REQUIREMENT
Every entry in the listing is to be reproduced exactly.

LISTED RECORDS
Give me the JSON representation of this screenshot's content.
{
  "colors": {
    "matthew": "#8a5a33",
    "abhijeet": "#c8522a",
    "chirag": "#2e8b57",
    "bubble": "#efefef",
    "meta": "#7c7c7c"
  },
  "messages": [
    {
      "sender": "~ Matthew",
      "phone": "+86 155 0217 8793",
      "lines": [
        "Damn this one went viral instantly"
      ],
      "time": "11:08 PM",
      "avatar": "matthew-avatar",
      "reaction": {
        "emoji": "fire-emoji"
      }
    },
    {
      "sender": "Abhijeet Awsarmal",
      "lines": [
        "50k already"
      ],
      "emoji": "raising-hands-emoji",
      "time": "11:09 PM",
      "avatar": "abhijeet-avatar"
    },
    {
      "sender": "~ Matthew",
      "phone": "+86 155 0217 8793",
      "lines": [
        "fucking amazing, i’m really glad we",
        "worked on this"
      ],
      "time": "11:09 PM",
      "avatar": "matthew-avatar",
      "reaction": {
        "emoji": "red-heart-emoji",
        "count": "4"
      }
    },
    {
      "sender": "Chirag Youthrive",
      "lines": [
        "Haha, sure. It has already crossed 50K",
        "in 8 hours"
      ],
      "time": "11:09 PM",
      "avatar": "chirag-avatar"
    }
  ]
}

ANSWER TO THIS PROBLEM
Give me the JSON representation of this screenshot's content.
{
  "colors": {
    "matthew": "#8a5a33",
    "abhijeet": "#c8522a",
    "chirag": "#2e8b57",
    "bubble": "#efefef",
    "meta": "#7c7c7c"
  },
  "messages": [
    {
      "sender": "~ Matthew",
      "phone": "+86 155 0217 8793",
      "lines": [
        "Damn this one went viral instantly"
      ],
      "time": "11:08 PM",
      "avatar": "matthew-avatar",
      "reaction": {
        "emoji": "fire-emoji"
      }
    },
    {
      "sender": "Abhijeet Awsarmal",
      "lines": [
        "50k already"
      ],
      "emoji": "raising-hands-emoji",
      "time": "11:09 PM",
      "avatar": "abhijeet-avatar"
    },
    {
      "sender": "~ Matthew",
      "phone": "+86 155 0217 8793",
      "lines": [
        "fucking amazing, i’m really glad we",
        "worked on this"
      ],
      "time": "11:09 PM",
      "avatar": "matthew-avatar",
      "reaction": {
        "emoji": "red-heart-emoji",
        "count": "4"
      }
    },
    {
      "sender": "Chirag Youthrive",
      "lines": [
        "Haha, sure. It has already crossed 50K",
        "in 8 hours"
      ],
      "time": "11:09 PM",
      "avatar": "chirag-avatar"
    }
  ]
}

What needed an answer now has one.